(Collected data entries)
* Start *
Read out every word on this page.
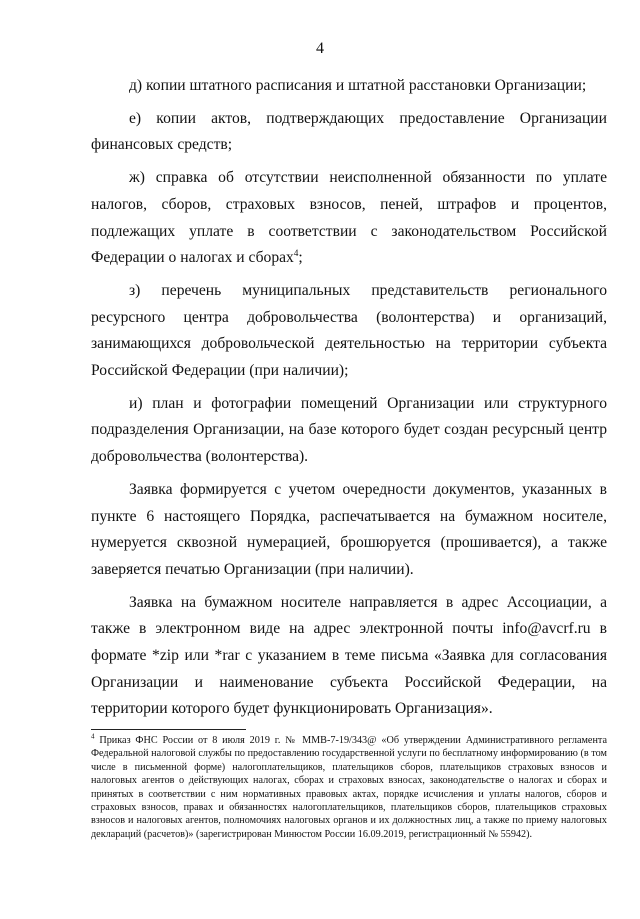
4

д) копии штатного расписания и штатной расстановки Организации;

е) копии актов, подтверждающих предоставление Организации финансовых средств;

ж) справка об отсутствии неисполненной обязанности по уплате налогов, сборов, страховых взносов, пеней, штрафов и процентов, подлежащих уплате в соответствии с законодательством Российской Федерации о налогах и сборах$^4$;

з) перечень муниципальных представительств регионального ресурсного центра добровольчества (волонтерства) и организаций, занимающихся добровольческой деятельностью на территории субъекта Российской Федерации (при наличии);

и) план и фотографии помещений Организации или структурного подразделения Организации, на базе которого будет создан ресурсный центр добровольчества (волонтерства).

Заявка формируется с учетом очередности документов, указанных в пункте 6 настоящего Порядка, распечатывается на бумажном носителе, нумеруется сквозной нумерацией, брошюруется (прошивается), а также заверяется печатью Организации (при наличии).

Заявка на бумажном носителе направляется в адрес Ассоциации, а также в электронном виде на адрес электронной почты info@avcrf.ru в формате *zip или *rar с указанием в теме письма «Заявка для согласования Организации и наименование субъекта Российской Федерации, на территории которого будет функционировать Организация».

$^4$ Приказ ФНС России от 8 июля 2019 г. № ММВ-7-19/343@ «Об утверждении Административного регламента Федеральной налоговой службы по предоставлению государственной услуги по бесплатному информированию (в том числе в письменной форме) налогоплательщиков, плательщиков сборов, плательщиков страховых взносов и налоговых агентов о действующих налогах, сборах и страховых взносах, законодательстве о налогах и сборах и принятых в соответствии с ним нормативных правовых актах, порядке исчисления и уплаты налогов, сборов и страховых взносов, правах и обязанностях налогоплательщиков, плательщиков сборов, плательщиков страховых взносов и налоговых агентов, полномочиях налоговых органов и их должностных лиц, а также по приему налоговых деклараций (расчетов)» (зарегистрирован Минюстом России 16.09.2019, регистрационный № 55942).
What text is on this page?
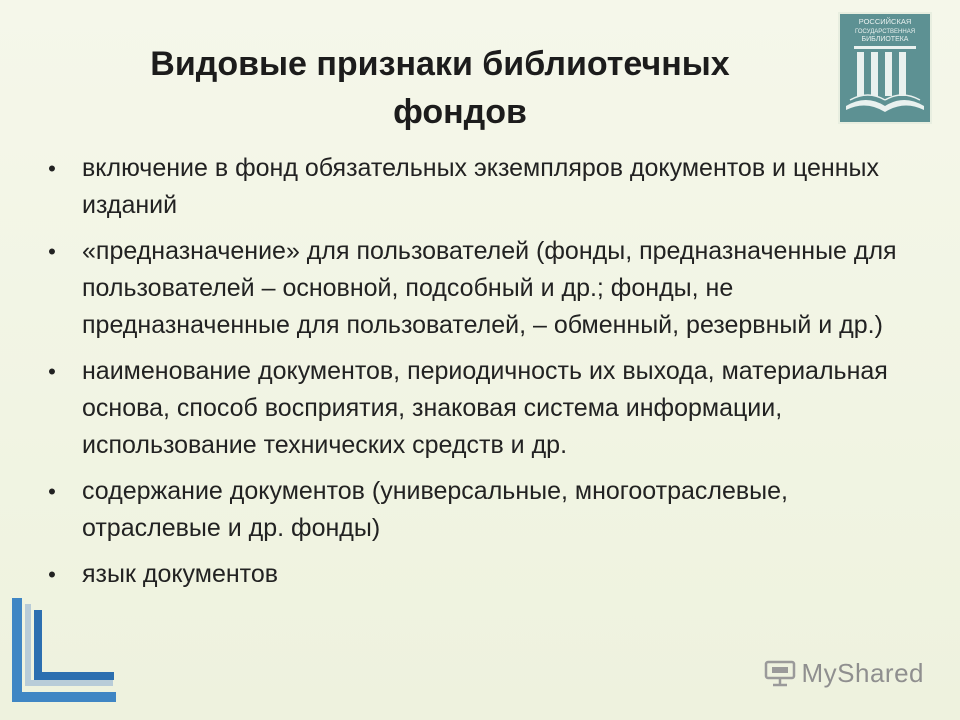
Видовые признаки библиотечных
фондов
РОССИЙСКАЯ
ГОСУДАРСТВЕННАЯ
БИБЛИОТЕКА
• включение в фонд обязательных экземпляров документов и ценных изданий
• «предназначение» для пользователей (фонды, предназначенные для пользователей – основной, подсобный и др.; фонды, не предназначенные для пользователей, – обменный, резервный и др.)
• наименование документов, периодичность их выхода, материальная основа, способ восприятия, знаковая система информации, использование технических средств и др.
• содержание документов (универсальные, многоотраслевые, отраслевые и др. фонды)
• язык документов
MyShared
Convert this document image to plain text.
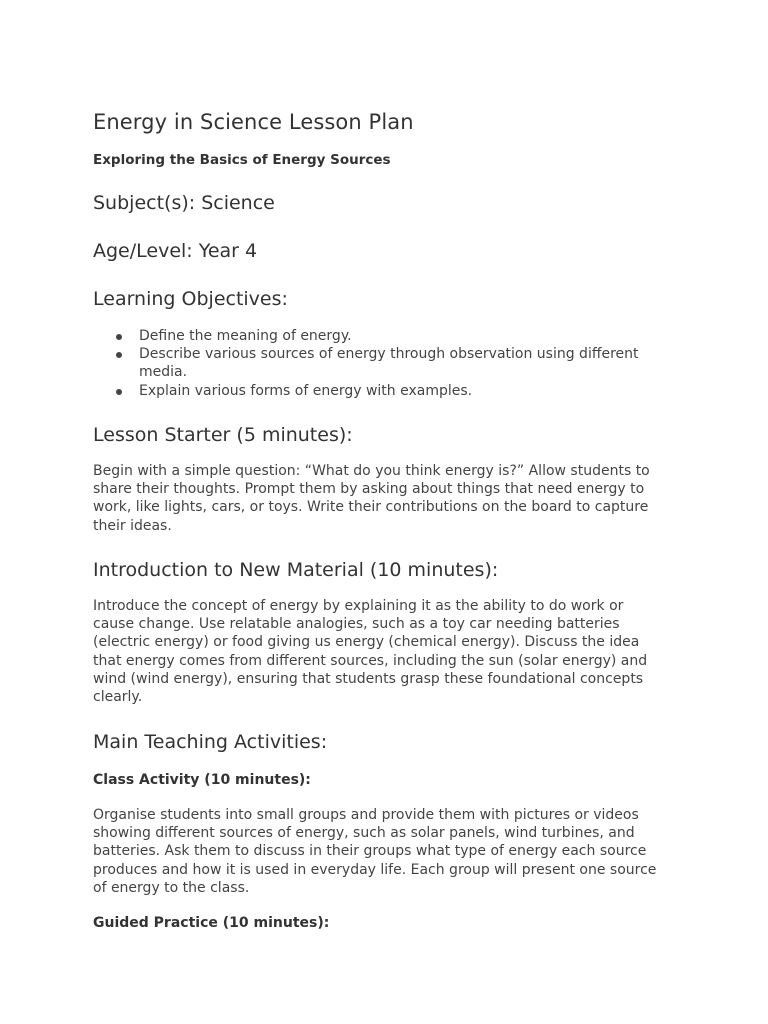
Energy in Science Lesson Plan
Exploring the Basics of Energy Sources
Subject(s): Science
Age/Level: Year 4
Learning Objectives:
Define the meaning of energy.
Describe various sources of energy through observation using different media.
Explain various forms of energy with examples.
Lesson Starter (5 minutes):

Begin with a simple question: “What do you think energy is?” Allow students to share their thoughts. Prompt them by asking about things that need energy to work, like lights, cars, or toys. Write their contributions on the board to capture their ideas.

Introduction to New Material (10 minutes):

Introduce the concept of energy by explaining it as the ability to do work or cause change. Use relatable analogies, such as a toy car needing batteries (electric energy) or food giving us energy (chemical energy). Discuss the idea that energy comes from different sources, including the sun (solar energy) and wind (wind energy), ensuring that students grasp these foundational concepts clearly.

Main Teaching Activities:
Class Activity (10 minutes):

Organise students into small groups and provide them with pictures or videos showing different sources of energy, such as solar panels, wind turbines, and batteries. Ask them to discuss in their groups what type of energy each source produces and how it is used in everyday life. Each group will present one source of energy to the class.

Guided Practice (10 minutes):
* End *
* Start *
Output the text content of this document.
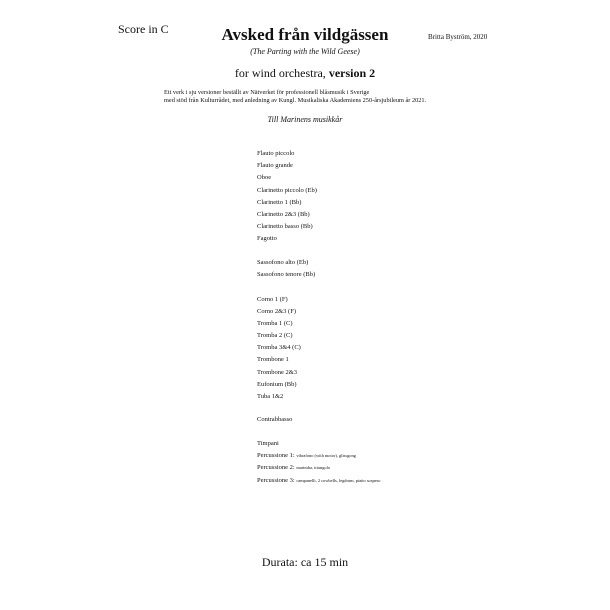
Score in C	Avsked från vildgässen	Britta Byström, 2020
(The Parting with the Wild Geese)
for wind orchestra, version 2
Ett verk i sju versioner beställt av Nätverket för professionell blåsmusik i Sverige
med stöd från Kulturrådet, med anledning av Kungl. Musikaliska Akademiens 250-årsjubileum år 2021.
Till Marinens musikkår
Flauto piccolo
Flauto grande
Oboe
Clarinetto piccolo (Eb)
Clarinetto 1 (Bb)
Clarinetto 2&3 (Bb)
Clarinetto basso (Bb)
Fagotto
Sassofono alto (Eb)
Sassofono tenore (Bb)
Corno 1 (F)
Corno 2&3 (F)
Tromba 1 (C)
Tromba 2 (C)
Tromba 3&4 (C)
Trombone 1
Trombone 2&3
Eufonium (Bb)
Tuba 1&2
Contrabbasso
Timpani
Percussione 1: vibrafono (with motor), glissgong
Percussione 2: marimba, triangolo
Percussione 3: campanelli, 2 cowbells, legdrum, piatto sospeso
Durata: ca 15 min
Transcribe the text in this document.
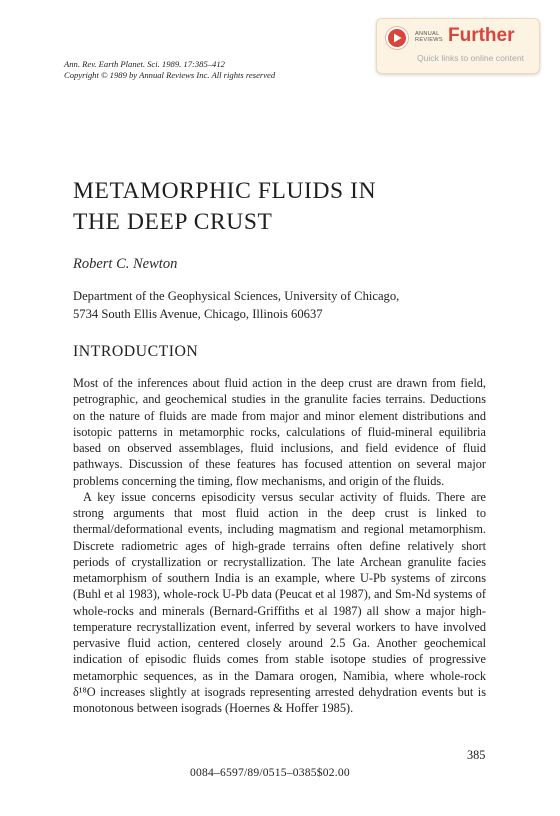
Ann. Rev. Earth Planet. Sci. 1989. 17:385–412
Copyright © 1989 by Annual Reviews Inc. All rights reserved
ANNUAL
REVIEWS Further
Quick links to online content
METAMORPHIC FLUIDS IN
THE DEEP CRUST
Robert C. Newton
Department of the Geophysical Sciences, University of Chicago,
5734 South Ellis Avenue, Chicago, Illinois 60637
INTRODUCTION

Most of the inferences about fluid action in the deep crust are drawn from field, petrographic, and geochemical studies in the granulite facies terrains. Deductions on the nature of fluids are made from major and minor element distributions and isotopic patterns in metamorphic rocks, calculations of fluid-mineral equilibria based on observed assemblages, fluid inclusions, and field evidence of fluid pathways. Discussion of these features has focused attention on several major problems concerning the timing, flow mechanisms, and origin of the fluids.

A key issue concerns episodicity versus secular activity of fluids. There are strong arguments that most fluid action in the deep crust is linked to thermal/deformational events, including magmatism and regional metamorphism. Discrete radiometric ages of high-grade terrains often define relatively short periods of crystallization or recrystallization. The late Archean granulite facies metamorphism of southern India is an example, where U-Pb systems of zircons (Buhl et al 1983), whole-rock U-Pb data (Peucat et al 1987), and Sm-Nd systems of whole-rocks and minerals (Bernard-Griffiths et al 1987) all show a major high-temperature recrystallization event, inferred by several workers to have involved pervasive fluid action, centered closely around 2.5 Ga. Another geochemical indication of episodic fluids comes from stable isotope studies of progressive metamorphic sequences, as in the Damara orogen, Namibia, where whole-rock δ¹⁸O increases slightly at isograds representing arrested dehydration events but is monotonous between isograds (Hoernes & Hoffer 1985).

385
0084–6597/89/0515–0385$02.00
* End *
* Start *
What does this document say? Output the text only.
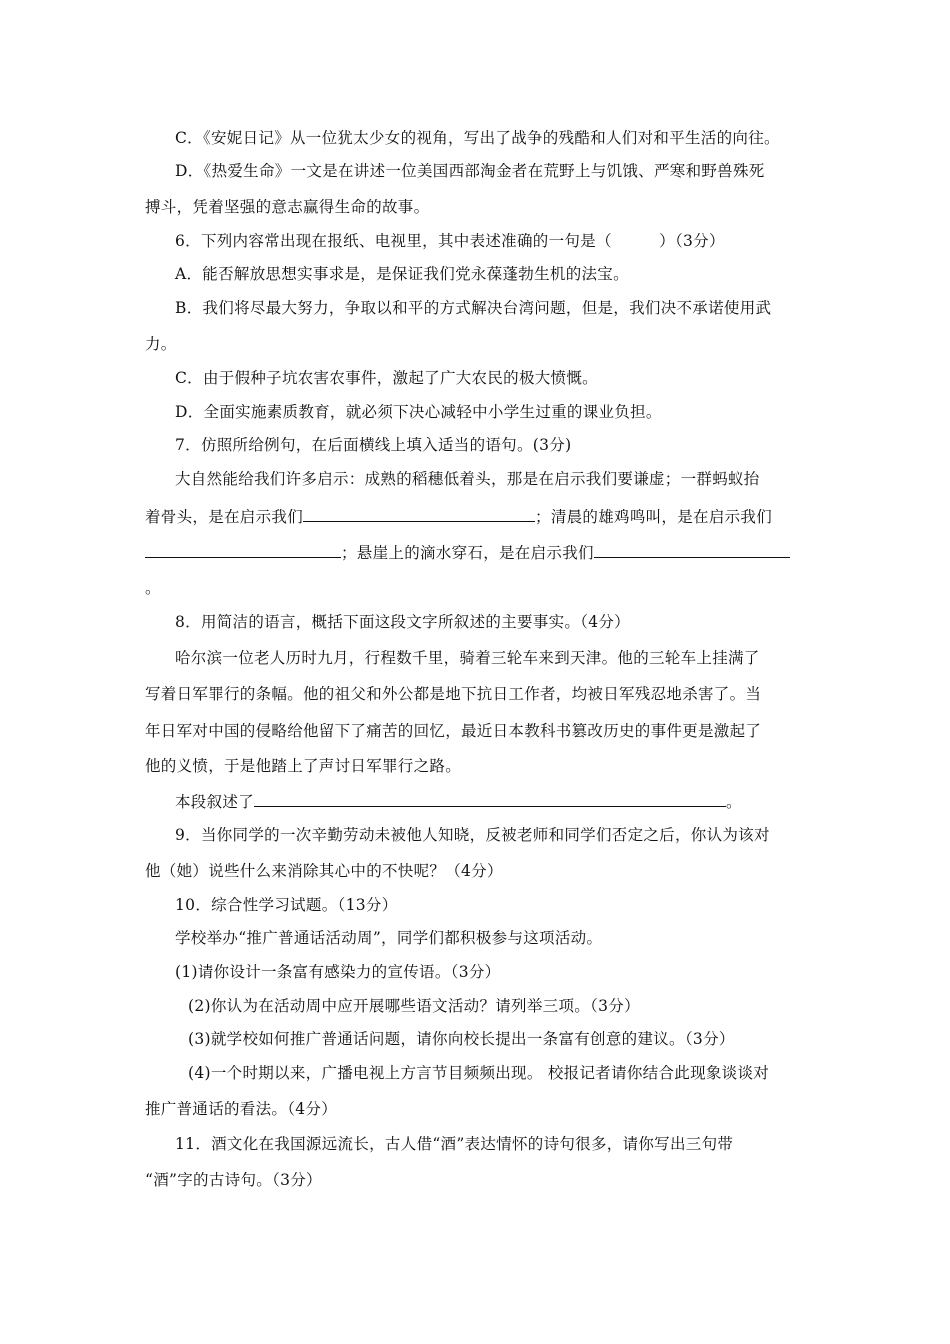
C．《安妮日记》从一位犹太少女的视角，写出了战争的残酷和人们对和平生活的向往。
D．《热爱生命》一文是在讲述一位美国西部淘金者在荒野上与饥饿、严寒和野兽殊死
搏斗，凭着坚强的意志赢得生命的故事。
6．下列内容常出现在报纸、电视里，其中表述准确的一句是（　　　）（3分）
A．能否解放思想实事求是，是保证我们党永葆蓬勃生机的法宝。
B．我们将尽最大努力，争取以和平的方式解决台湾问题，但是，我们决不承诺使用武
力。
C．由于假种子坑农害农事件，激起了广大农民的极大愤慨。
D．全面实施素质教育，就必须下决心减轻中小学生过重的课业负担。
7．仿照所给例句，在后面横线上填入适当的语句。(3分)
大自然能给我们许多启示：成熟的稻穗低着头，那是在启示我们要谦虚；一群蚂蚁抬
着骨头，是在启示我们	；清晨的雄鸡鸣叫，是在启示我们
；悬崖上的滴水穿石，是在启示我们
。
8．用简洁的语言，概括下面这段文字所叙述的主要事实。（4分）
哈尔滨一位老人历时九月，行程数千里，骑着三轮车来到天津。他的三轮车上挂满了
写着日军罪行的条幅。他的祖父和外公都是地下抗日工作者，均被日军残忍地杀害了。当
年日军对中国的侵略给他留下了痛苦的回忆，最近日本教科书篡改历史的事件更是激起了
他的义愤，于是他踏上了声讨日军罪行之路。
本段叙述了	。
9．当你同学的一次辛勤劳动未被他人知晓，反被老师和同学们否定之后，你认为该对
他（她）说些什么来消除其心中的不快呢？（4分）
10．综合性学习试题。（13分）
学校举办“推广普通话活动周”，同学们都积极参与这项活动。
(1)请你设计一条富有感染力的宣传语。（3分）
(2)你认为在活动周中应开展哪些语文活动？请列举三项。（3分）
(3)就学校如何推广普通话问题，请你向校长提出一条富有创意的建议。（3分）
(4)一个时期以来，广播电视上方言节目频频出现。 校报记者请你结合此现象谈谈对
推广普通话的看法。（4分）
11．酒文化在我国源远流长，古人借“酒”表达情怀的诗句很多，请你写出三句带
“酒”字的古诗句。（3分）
* End *
Count every line above that holds the word "Output", and state the number and nothing more.

2